## [OBJECTIVE]
Transcribe the listing below line for line, keeping every character unchanged, but leave the pictures out.
____
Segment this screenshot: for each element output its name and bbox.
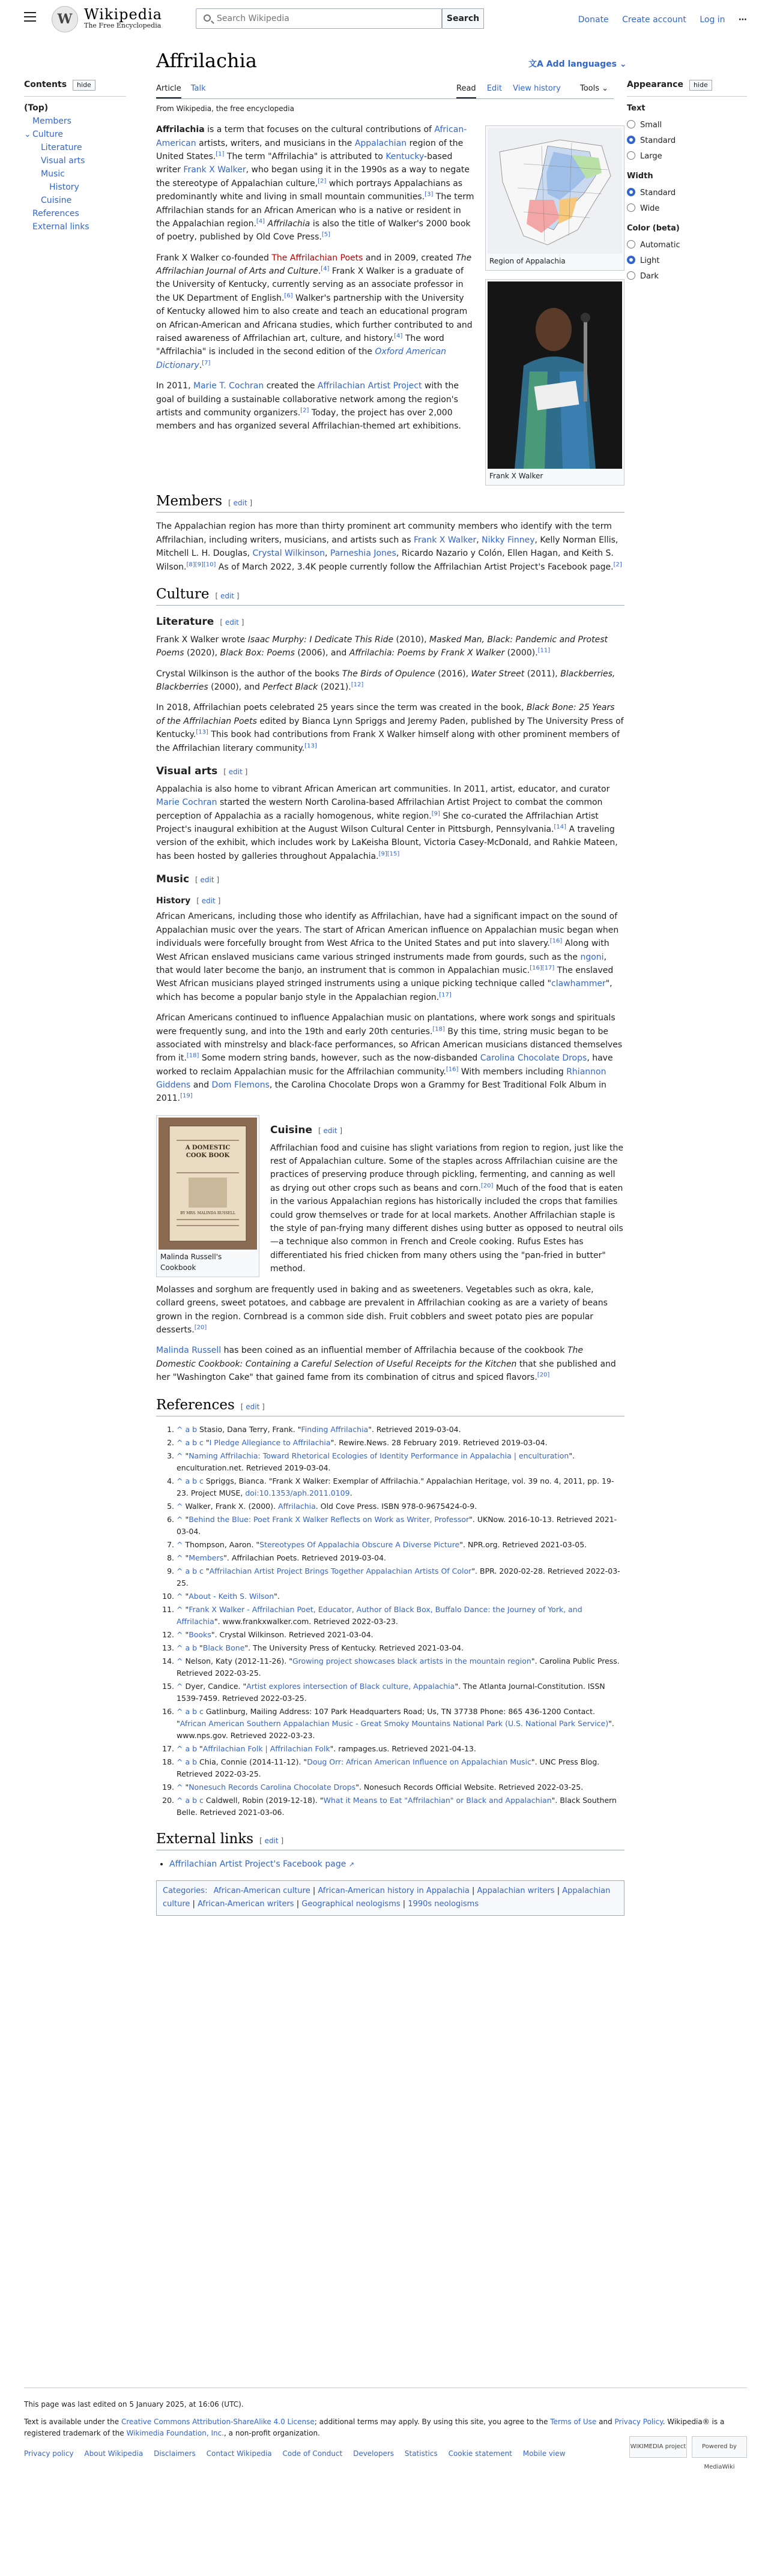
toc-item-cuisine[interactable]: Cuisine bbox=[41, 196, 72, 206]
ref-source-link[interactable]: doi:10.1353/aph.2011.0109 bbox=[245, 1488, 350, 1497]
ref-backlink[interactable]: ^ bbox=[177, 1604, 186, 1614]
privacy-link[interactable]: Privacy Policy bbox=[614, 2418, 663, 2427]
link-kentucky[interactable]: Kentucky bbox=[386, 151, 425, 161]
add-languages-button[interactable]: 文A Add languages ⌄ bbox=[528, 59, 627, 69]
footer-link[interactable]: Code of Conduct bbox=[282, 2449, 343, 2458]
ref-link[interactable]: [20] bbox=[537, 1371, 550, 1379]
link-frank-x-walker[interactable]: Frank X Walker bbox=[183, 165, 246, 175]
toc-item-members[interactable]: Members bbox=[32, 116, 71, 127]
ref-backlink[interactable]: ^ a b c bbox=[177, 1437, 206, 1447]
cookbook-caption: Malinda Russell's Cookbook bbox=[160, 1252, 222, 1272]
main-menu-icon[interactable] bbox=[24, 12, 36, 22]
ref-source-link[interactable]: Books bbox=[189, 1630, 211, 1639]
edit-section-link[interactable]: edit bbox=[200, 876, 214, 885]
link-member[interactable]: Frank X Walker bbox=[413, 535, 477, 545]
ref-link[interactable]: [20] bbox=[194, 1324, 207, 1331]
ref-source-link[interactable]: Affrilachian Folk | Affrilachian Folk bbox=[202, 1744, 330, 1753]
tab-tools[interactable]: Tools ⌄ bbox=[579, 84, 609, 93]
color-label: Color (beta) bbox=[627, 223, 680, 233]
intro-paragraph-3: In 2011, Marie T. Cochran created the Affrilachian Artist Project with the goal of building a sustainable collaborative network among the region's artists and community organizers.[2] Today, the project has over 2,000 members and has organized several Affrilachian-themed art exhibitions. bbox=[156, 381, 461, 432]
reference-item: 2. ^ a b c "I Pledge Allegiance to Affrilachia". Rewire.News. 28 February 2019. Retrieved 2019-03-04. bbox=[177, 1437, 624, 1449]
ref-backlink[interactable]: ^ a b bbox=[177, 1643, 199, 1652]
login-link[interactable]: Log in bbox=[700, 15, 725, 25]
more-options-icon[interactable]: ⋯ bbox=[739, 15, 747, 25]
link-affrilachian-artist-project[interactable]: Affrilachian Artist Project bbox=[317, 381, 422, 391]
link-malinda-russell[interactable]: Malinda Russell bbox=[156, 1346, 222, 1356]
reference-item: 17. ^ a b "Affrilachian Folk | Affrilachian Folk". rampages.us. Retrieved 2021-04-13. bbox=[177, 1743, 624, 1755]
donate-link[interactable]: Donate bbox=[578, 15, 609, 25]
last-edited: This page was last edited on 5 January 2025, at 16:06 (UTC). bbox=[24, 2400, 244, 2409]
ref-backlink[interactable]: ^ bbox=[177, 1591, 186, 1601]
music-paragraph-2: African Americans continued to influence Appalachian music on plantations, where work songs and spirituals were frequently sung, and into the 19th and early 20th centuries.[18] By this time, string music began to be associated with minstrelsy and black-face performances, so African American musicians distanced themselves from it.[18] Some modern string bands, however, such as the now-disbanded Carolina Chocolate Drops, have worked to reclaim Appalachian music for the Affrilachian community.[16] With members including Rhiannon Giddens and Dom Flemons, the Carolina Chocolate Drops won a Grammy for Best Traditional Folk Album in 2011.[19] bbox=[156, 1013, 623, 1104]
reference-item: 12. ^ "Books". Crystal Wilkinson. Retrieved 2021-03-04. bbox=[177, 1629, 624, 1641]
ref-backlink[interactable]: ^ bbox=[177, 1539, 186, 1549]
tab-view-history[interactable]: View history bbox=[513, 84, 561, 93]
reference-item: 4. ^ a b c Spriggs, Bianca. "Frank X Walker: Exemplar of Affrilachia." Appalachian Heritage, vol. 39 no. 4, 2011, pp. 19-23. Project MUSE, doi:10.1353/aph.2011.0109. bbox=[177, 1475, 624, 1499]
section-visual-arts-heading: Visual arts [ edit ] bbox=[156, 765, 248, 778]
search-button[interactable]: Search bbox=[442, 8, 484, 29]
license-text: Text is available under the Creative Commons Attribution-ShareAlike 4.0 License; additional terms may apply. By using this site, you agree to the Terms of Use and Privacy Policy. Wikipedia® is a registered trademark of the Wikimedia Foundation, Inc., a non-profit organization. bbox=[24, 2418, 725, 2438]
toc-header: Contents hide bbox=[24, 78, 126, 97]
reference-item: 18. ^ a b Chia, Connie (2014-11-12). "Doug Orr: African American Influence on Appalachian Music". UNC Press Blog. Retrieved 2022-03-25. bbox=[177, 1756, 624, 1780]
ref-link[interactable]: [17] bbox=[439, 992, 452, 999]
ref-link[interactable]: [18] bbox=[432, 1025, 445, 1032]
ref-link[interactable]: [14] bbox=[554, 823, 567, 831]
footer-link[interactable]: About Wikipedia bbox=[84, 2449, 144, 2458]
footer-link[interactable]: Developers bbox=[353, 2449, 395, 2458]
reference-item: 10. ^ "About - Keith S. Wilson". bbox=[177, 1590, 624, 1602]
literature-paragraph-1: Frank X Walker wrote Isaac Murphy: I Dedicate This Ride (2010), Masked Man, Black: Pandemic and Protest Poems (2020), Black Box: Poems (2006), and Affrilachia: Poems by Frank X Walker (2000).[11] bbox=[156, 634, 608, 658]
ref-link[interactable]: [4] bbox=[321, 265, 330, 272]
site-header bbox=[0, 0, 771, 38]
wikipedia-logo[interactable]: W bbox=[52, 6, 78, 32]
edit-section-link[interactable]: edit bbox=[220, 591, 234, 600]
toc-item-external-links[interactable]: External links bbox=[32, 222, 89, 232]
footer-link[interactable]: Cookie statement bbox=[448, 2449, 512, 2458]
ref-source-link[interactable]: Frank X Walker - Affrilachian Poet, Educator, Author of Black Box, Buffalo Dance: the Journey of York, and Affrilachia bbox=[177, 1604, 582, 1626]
____
## [FINAL RESULT]
Segment this screenshot: for each element output its name and bbox.
toc-item-cuisine[interactable]: Cuisine bbox=[41, 196, 72, 206]
ref-source-link[interactable]: doi:10.1353/aph.2011.0109 bbox=[245, 1488, 350, 1497]
ref-backlink[interactable]: ^ bbox=[177, 1604, 186, 1614]
privacy-link[interactable]: Privacy Policy bbox=[614, 2418, 663, 2427]
link-kentucky[interactable]: Kentucky bbox=[386, 151, 425, 161]
add-languages-button[interactable]: 文A Add languages ⌄ bbox=[528, 59, 627, 69]
footer-link[interactable]: Code of Conduct bbox=[282, 2449, 343, 2458]
ref-link[interactable]: [20] bbox=[537, 1371, 550, 1379]
link-frank-x-walker[interactable]: Frank X Walker bbox=[183, 165, 246, 175]
toc-item-members[interactable]: Members bbox=[32, 116, 71, 127]
ref-backlink[interactable]: ^ a b c bbox=[177, 1437, 206, 1447]
cookbook-caption: Malinda Russell's Cookbook bbox=[160, 1252, 222, 1272]
main-menu-icon[interactable] bbox=[24, 12, 36, 22]
ref-source-link[interactable]: Books bbox=[189, 1630, 211, 1639]
edit-section-link[interactable]: edit bbox=[200, 876, 214, 885]
link-member[interactable]: Frank X Walker bbox=[413, 535, 477, 545]
ref-link[interactable]: [20] bbox=[194, 1324, 207, 1331]
ref-source-link[interactable]: Affrilachian Folk | Affrilachian Folk bbox=[202, 1744, 330, 1753]
tab-tools[interactable]: Tools ⌄ bbox=[579, 84, 609, 93]
color-label: Color (beta) bbox=[627, 223, 680, 233]
intro-paragraph-3: In 2011, Marie T. Cochran created the Affrilachian Artist Project with the goal of building a sustainable collaborative network among the region's artists and community organizers.[2] Today, the project has over 2,000 members and has organized several Affrilachian-themed art exhibitions. bbox=[156, 381, 461, 432]
reference-item: 2. ^ a b c "I Pledge Allegiance to Affrilachia". Rewire.News. 28 February 2019. Retrieved 2019-03-04. bbox=[177, 1437, 624, 1449]
ref-backlink[interactable]: ^ a b bbox=[177, 1643, 199, 1652]
login-link[interactable]: Log in bbox=[700, 15, 725, 25]
more-options-icon[interactable]: ⋯ bbox=[739, 15, 747, 25]
link-affrilachian-artist-project[interactable]: Affrilachian Artist Project bbox=[317, 381, 422, 391]
link-malinda-russell[interactable]: Malinda Russell bbox=[156, 1346, 222, 1356]
reference-item: 17. ^ a b "Affrilachian Folk | Affrilachian Folk". rampages.us. Retrieved 2021-04-13. bbox=[177, 1743, 624, 1755]
donate-link[interactable]: Donate bbox=[578, 15, 609, 25]
last-edited: This page was last edited on 5 January 2025, at 16:06 (UTC). bbox=[24, 2400, 244, 2409]
ref-backlink[interactable]: ^ bbox=[177, 1591, 186, 1601]
music-paragraph-2: African Americans continued to influence Appalachian music on plantations, where work songs and spirituals were frequently sung, and into the 19th and early 20th centuries.[18] By this time, string music began to be associated with minstrelsy and black-face performances, so African American musicians distanced themselves from it.[18] Some modern string bands, however, such as the now-disbanded Carolina Chocolate Drops, have worked to reclaim Appalachian music for the Affrilachian community.[16] With members including Rhiannon Giddens and Dom Flemons, the Carolina Chocolate Drops won a Grammy for Best Traditional Folk Album in 2011.[19] bbox=[156, 1013, 623, 1104]
reference-item: 12. ^ "Books". Crystal Wilkinson. Retrieved 2021-03-04. bbox=[177, 1629, 624, 1641]
ref-backlink[interactable]: ^ bbox=[177, 1539, 186, 1549]
tab-view-history[interactable]: View history bbox=[513, 84, 561, 93]
reference-item: 4. ^ a b c Spriggs, Bianca. "Frank X Walker: Exemplar of Affrilachia." Appalachian Heritage, vol. 39 no. 4, 2011, pp. 19-23. Project MUSE, doi:10.1353/aph.2011.0109. bbox=[177, 1475, 624, 1499]
section-visual-arts-heading: Visual arts [ edit ] bbox=[156, 765, 248, 778]
search-button[interactable]: Search bbox=[442, 8, 484, 29]
license-text: Text is available under the Creative Commons Attribution-ShareAlike 4.0 License; additional terms may apply. By using this site, you agree to the Terms of Use and Privacy Policy. Wikipedia® is a registered trademark of the Wikimedia Foundation, Inc., a non-profit organization. bbox=[24, 2418, 725, 2438]
toc-header: Contents hide bbox=[24, 78, 126, 97]
reference-item: 18. ^ a b Chia, Connie (2014-11-12). "Doug Orr: African American Influence on Appalachian Music". UNC Press Blog. Retrieved 2022-03-25. bbox=[177, 1756, 624, 1780]
ref-link[interactable]: [17] bbox=[439, 992, 452, 999]
ref-link[interactable]: [18] bbox=[432, 1025, 445, 1032]
ref-link[interactable]: [14] bbox=[554, 823, 567, 831]
footer-link[interactable]: About Wikipedia bbox=[84, 2449, 144, 2458]
footer-link[interactable]: Developers bbox=[353, 2449, 395, 2458]
reference-item: 10. ^ "About - Keith S. Wilson". bbox=[177, 1590, 624, 1602]
literature-paragraph-1: Frank X Walker wrote Isaac Murphy: I Dedicate This Ride (2010), Masked Man, Black: Pandemic and Protest Poems (2020), Black Box: Poems (2006), and Affrilachia: Poems by Frank X Walker (2000).[11] bbox=[156, 634, 608, 658]
ref-link[interactable]: [4] bbox=[321, 265, 330, 272]
site-header bbox=[0, 0, 771, 38]
wikipedia-logo[interactable]: W bbox=[52, 6, 78, 32]
edit-section-link[interactable]: edit bbox=[220, 591, 234, 600]
toc-item-external-links[interactable]: External links bbox=[32, 222, 89, 232]
footer-link[interactable]: Cookie statement bbox=[448, 2449, 512, 2458]
ref-source-link[interactable]: Frank X Walker - Affrilachian Poet, Educator, Author of Black Box, Buffalo Dance: the Journey of York, and Affrilachia bbox=[177, 1604, 582, 1626]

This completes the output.